• WHAT TO WORK ON
Among the lines listed below, count those that include the string "document", and state only the count.

• TASK MATERIAL

-*-

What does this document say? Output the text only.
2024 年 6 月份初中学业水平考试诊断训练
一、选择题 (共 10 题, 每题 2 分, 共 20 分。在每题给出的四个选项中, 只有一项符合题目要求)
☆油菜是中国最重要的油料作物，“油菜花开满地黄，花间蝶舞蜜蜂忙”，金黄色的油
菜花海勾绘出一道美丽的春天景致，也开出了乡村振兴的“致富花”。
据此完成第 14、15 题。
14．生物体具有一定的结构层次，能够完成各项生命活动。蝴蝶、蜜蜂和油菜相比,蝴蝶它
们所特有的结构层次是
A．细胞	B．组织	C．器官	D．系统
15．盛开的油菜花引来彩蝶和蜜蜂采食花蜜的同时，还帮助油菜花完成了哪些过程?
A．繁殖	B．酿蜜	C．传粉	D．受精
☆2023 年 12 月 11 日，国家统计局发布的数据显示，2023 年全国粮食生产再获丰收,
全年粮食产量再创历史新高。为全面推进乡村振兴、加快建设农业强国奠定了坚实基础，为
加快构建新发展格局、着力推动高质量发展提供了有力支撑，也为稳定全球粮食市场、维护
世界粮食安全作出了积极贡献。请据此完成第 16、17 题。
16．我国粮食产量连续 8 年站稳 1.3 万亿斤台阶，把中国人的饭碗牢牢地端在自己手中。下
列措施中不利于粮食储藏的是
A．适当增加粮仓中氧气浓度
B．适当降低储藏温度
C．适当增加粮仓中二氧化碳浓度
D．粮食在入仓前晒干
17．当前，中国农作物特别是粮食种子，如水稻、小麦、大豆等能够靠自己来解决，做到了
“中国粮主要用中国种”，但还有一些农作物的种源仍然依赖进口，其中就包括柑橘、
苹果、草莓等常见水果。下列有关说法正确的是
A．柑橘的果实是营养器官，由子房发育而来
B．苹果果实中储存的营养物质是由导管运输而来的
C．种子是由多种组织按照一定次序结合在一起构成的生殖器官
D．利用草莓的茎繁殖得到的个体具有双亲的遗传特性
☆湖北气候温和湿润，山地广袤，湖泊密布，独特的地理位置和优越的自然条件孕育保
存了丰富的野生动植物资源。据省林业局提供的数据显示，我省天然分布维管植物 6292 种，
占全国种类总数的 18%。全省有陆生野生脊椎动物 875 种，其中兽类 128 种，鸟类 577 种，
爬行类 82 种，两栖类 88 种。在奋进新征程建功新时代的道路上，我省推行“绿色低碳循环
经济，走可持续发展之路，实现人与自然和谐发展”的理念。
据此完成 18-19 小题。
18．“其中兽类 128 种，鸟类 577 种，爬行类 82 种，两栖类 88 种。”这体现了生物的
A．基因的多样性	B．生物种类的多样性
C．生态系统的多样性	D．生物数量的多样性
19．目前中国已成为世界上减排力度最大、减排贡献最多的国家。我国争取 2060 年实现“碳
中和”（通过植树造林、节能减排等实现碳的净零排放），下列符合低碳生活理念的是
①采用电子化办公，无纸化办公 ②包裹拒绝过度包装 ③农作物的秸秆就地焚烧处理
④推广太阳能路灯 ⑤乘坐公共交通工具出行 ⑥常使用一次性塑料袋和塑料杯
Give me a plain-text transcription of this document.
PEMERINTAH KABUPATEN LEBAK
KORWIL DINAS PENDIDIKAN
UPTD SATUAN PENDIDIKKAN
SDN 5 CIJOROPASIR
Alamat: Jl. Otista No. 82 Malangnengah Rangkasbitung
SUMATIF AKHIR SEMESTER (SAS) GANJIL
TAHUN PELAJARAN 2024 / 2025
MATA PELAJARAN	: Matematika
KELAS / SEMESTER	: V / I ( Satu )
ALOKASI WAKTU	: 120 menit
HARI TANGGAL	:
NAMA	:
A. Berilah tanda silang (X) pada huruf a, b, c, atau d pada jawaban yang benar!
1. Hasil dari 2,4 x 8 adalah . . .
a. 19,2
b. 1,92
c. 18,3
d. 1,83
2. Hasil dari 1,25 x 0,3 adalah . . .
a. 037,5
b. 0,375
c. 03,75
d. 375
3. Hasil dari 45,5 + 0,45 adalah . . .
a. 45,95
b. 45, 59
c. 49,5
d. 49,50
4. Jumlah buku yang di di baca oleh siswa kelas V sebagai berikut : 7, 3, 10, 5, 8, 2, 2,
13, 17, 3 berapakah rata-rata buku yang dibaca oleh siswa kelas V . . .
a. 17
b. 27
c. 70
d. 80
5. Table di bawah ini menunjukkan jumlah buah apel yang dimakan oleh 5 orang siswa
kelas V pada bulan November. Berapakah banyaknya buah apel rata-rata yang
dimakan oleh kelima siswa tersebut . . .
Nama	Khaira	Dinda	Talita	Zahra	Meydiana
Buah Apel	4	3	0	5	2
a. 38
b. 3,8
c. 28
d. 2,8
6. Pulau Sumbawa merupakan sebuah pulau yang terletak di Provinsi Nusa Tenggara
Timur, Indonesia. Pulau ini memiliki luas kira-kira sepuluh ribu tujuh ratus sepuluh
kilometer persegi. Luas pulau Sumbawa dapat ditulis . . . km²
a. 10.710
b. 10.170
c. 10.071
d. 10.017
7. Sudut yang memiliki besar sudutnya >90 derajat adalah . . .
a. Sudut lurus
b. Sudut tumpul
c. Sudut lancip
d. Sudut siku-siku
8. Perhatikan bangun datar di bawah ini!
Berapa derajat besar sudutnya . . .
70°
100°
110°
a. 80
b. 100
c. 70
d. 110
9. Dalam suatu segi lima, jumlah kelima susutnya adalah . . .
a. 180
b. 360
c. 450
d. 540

-*-

• SOLUTION FOR THIS EXERCISE
2